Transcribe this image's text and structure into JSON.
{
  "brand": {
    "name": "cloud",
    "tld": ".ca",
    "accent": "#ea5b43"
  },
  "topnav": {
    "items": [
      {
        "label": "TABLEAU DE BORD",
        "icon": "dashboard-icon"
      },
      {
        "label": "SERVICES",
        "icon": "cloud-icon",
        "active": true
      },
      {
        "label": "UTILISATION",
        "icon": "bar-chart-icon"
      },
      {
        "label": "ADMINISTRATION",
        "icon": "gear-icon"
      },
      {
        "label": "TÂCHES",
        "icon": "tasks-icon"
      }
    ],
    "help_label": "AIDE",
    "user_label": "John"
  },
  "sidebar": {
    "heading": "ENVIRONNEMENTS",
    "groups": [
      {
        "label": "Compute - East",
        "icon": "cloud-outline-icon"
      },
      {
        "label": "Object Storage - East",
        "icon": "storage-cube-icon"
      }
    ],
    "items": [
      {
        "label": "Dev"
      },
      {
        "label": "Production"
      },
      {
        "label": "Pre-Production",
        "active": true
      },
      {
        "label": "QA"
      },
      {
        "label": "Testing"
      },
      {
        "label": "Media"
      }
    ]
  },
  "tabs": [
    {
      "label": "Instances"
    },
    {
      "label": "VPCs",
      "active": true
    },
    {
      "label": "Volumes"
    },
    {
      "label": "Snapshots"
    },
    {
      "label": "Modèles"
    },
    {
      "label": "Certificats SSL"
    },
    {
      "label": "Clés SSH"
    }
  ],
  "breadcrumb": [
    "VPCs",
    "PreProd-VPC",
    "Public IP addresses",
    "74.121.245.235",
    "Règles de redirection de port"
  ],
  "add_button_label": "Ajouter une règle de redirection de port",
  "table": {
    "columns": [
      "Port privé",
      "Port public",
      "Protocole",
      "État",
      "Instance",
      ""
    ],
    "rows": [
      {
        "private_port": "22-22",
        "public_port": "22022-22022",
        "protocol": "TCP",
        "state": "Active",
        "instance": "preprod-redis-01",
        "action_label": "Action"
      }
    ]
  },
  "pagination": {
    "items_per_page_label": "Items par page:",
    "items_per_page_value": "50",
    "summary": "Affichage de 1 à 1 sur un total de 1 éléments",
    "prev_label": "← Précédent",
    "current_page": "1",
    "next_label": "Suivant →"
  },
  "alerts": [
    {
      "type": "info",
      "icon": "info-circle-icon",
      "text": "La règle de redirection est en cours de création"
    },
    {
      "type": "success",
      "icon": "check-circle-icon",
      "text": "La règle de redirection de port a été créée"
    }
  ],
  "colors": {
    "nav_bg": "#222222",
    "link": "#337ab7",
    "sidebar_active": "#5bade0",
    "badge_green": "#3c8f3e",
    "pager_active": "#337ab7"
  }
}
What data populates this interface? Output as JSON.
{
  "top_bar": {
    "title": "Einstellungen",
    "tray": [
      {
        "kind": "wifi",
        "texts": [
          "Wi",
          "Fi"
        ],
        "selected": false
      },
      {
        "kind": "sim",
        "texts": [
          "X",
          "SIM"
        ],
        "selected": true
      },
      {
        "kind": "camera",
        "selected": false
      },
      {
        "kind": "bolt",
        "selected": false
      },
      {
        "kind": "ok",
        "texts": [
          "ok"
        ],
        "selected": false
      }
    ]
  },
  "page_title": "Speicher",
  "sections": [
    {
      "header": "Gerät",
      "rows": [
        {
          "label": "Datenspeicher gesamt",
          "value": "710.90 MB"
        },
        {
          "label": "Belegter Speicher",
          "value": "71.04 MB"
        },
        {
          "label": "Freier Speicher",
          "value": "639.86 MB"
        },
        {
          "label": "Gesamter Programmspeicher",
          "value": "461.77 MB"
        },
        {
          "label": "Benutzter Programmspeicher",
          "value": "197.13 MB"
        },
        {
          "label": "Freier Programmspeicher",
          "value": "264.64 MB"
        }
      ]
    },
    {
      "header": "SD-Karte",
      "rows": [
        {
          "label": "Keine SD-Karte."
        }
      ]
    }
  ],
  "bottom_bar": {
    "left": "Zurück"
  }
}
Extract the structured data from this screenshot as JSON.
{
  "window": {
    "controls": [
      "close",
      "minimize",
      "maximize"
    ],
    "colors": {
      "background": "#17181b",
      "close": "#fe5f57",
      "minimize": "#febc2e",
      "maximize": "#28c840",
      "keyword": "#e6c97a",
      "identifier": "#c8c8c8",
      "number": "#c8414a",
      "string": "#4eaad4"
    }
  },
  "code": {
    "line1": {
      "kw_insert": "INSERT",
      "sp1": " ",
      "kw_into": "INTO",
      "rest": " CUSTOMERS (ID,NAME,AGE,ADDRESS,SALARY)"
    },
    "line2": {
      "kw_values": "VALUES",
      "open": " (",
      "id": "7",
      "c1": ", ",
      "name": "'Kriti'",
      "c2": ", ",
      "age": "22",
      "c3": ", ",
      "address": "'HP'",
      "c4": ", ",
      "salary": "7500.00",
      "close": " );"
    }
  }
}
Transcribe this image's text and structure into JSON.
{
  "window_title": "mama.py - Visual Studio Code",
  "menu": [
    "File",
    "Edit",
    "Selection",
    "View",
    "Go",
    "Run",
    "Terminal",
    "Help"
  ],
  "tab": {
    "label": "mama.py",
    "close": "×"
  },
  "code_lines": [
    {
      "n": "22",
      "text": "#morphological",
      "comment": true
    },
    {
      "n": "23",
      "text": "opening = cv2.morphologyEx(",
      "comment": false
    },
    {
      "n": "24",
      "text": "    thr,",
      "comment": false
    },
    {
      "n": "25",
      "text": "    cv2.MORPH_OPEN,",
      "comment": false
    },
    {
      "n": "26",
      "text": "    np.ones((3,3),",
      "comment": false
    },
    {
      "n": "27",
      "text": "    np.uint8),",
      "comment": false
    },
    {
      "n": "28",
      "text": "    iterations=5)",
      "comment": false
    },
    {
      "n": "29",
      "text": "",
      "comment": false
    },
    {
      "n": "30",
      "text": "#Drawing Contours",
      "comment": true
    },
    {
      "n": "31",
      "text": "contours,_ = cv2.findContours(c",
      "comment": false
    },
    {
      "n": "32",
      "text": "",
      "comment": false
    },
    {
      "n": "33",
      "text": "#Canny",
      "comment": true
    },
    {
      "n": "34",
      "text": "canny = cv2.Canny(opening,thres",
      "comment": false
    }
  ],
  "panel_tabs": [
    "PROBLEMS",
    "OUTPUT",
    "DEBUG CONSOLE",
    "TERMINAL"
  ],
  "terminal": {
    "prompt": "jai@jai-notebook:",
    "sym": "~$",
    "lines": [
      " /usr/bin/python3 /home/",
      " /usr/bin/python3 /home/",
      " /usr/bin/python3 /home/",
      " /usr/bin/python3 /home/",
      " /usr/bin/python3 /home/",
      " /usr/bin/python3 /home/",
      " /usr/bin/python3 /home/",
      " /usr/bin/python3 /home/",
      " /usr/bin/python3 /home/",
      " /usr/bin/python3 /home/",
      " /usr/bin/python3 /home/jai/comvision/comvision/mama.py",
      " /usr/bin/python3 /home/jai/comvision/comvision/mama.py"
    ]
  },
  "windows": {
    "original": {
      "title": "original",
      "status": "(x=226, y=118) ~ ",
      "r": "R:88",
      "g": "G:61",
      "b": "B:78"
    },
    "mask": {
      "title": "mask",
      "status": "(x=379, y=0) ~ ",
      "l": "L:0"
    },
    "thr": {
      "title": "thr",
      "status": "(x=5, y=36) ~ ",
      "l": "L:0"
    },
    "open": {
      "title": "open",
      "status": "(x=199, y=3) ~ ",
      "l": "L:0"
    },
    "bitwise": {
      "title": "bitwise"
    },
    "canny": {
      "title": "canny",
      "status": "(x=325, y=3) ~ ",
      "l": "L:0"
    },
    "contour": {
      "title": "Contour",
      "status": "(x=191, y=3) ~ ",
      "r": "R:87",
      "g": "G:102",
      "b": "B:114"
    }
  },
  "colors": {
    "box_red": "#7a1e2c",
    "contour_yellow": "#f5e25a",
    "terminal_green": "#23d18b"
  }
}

» **Problem requirements**:
Return every line of the preceding records in which the word "mama" appears.

» **Written answer**:
  "window_title": "mama.py - Visual Studio Code",
    "label": "mama.py",
      " /usr/bin/python3 /home/jai/comvision/comvision/mama.py",
      " /usr/bin/python3 /home/jai/comvision/comvision/mama.py"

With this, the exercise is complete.